Using the material that follows, identify and copy each line with the string "Indoor".

--- --- ---

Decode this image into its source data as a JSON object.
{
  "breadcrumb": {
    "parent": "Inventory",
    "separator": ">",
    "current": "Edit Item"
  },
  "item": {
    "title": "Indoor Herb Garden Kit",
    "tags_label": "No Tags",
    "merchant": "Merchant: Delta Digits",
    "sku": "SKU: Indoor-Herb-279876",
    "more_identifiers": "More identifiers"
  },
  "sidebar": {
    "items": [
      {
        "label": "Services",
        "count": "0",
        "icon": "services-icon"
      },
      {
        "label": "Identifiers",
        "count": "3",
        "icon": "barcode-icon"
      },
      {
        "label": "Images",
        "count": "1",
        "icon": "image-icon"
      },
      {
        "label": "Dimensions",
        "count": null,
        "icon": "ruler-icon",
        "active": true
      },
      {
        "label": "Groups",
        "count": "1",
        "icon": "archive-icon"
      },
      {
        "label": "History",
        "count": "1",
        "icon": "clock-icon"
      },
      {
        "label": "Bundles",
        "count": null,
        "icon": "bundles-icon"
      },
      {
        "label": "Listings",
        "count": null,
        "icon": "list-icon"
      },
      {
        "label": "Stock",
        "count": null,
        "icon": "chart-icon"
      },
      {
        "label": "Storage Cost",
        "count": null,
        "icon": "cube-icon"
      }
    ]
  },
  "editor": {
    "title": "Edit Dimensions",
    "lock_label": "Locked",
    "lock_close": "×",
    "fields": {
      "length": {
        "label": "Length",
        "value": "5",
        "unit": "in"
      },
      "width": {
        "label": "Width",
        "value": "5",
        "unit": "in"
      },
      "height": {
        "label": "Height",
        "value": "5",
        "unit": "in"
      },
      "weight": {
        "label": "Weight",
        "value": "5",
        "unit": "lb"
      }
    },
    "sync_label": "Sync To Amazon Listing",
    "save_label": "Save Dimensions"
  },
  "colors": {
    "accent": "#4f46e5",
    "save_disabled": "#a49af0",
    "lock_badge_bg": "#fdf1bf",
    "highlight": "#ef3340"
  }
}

--- --- ---

SOLUTION FOR THIS EXERCISE:
    "title": "Indoor Herb Garden Kit",
    "sku": "SKU: Indoor-Herb-279876",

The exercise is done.